[Source data]
[start]

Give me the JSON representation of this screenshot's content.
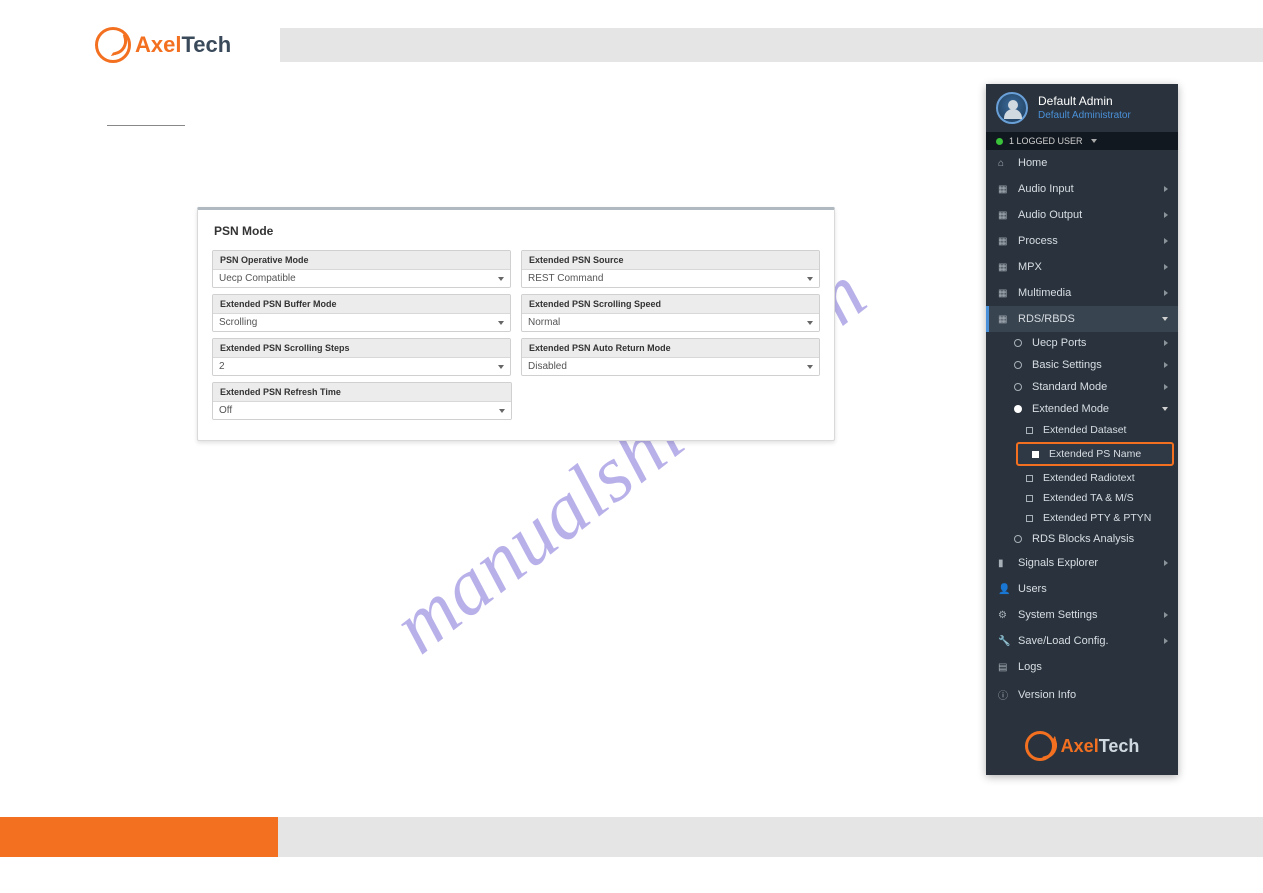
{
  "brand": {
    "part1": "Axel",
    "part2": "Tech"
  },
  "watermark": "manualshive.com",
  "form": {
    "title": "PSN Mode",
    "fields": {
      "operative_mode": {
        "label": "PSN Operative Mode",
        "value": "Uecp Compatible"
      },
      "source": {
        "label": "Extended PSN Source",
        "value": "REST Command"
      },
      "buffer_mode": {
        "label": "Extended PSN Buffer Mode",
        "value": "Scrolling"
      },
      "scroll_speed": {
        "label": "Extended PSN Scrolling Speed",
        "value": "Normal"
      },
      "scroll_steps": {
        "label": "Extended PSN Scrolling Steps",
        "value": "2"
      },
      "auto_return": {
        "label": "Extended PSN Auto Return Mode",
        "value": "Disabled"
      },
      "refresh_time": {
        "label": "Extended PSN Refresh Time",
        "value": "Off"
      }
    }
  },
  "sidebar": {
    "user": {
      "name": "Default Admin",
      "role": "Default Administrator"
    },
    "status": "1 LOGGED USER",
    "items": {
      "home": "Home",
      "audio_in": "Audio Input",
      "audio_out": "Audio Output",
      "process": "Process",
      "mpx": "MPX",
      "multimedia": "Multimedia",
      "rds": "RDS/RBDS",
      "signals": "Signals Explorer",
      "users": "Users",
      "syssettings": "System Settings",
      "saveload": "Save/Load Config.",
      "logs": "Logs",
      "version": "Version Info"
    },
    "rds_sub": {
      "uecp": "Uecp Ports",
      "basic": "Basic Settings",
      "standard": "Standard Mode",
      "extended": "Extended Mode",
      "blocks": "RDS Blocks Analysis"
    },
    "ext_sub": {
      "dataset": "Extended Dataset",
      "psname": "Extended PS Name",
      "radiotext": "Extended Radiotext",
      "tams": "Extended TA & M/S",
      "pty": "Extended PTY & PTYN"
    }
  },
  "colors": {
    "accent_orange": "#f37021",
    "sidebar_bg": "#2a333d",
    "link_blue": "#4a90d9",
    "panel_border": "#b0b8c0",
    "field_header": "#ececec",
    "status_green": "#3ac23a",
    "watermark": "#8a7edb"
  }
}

[end]

### Work to complete
Omit the pictures. Transcribe every record exactly.

### Solution for this problem
Give me the JSON representation of this screenshot's content.
{
  "brand": {
    "part1": "Axel",
    "part2": "Tech"
  },
  "watermark": "manualshive.com",
  "form": {
    "title": "PSN Mode",
    "fields": {
      "operative_mode": {
        "label": "PSN Operative Mode",
        "value": "Uecp Compatible"
      },
      "source": {
        "label": "Extended PSN Source",
        "value": "REST Command"
      },
      "buffer_mode": {
        "label": "Extended PSN Buffer Mode",
        "value": "Scrolling"
      },
      "scroll_speed": {
        "label": "Extended PSN Scrolling Speed",
        "value": "Normal"
      },
      "scroll_steps": {
        "label": "Extended PSN Scrolling Steps",
        "value": "2"
      },
      "auto_return": {
        "label": "Extended PSN Auto Return Mode",
        "value": "Disabled"
      },
      "refresh_time": {
        "label": "Extended PSN Refresh Time",
        "value": "Off"
      }
    }
  },
  "sidebar": {
    "user": {
      "name": "Default Admin",
      "role": "Default Administrator"
    },
    "status": "1 LOGGED USER",
    "items": {
      "home": "Home",
      "audio_in": "Audio Input",
      "audio_out": "Audio Output",
      "process": "Process",
      "mpx": "MPX",
      "multimedia": "Multimedia",
      "rds": "RDS/RBDS",
      "signals": "Signals Explorer",
      "users": "Users",
      "syssettings": "System Settings",
      "saveload": "Save/Load Config.",
      "logs": "Logs",
      "version": "Version Info"
    },
    "rds_sub": {
      "uecp": "Uecp Ports",
      "basic": "Basic Settings",
      "standard": "Standard Mode",
      "extended": "Extended Mode",
      "blocks": "RDS Blocks Analysis"
    },
    "ext_sub": {
      "dataset": "Extended Dataset",
      "psname": "Extended PS Name",
      "radiotext": "Extended Radiotext",
      "tams": "Extended TA & M/S",
      "pty": "Extended PTY & PTYN"
    }
  },
  "colors": {
    "accent_orange": "#f37021",
    "sidebar_bg": "#2a333d",
    "link_blue": "#4a90d9",
    "panel_border": "#b0b8c0",
    "field_header": "#ececec",
    "status_green": "#3ac23a",
    "watermark": "#8a7edb"
  }
}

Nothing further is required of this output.